## Given request
Each line that includes the word "frac" counts once; give the total and nothing more.

## Given data
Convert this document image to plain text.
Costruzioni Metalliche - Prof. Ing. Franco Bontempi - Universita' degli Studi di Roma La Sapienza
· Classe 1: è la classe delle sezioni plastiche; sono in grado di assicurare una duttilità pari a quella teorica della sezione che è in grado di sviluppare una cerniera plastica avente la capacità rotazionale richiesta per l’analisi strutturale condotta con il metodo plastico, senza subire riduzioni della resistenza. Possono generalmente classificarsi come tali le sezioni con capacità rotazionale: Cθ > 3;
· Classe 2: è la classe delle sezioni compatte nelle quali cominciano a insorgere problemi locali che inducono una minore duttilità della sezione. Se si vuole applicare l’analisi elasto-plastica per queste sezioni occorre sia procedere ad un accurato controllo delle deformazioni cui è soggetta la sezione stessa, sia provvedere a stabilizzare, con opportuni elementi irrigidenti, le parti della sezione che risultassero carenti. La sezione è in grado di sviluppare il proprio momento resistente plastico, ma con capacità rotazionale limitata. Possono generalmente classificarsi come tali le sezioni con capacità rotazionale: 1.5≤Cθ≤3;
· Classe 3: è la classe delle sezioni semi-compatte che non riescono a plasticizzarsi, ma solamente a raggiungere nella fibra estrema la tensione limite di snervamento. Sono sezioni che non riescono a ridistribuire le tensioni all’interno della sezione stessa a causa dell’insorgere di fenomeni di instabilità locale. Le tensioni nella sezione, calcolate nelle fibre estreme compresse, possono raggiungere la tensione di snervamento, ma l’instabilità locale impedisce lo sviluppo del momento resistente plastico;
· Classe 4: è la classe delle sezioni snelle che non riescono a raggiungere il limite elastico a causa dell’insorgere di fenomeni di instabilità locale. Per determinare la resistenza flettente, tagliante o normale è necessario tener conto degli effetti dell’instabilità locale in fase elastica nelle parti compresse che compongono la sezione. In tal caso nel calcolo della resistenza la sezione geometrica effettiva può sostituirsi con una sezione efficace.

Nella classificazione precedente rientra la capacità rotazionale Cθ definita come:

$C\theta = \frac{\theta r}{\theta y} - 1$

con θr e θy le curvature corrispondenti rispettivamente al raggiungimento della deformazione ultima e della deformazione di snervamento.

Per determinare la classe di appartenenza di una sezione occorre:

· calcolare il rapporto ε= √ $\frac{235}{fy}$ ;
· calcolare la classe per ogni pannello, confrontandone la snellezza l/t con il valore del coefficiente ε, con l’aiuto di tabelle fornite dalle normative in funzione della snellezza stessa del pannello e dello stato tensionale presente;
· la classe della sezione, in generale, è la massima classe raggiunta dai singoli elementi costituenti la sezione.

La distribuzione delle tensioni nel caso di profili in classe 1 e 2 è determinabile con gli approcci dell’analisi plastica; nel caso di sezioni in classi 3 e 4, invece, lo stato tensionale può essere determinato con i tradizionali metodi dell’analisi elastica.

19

## Solution to this task
2